=== EXERCISE ===
Collect all lines from the records below that include the word "proposições".

=== DATA SECTION ===

------------------------------

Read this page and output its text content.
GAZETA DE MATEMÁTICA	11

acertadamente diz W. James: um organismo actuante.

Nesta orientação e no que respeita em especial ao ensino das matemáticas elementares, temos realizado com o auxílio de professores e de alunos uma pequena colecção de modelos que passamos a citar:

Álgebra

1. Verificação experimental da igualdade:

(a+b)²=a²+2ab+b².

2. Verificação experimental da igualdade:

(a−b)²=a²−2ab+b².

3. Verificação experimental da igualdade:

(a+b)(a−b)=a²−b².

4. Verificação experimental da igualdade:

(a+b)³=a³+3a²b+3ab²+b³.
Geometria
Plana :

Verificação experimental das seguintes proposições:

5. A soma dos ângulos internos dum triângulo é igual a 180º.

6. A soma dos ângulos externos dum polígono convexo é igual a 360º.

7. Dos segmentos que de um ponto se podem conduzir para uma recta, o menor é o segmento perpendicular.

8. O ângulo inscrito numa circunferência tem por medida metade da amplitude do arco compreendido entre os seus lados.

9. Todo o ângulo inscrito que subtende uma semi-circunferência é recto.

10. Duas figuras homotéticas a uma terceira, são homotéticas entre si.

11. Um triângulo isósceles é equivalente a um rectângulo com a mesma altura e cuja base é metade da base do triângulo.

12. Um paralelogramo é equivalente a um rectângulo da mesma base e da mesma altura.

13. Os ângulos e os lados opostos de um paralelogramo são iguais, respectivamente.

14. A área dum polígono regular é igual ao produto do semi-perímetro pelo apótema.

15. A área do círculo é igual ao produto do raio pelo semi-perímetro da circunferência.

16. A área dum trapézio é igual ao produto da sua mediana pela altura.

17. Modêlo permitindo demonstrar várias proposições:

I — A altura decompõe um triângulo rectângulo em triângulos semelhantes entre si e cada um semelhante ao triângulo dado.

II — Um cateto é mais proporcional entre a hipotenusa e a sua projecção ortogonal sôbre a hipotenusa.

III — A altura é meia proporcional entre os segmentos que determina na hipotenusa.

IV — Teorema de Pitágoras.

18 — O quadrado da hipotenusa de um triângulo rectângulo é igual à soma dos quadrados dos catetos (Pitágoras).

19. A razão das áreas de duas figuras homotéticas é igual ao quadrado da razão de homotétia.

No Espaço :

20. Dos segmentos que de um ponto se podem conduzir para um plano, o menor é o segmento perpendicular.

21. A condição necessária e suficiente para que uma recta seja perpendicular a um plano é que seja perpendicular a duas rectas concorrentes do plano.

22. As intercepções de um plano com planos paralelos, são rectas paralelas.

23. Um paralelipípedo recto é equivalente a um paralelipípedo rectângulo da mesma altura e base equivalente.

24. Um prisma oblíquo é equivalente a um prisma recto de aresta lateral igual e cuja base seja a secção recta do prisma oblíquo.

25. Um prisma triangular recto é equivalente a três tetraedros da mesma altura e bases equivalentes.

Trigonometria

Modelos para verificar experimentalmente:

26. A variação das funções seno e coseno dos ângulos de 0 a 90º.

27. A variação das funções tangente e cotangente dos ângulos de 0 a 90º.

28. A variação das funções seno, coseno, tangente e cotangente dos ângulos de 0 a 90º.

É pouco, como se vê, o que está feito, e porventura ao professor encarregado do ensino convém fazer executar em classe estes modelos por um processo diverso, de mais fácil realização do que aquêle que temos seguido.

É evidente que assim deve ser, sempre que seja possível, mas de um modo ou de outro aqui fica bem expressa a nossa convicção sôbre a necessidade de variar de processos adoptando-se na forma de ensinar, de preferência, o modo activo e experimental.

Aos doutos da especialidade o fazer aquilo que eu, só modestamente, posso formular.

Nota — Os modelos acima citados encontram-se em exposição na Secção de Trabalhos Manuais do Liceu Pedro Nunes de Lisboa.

------------------------------

=== ANSWER BELOW ===
Verificação experimental das seguintes proposições:
17. Modêlo permitindo demonstrar várias proposições:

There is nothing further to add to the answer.